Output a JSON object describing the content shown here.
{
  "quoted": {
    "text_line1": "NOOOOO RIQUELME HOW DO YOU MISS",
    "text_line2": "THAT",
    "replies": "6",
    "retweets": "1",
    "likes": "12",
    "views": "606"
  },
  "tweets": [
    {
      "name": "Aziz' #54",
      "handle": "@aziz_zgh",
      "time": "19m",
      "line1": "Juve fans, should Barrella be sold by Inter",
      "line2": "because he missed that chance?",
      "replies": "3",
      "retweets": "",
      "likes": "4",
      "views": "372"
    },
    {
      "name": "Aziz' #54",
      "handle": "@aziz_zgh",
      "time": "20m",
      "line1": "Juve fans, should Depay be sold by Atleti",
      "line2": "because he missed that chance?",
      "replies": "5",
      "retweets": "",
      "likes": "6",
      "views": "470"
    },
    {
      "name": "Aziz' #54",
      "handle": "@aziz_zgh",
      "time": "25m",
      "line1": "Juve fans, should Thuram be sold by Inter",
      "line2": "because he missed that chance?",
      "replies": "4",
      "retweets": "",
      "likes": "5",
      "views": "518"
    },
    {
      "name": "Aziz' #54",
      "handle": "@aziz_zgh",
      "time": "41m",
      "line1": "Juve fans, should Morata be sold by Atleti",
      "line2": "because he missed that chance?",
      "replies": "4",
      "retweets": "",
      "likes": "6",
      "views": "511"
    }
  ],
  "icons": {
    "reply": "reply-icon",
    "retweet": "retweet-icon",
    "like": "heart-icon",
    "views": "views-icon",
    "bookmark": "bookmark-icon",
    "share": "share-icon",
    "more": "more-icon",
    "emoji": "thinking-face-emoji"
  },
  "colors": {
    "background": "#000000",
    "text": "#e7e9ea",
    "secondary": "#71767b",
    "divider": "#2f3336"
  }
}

* What to produce
Filter the records above for lines containing the word "views", and copy those lines.

* Written answer
    "views": "606"
      "views": "372"
      "views": "470"
      "views": "518"
      "views": "511"
    "views": "views-icon",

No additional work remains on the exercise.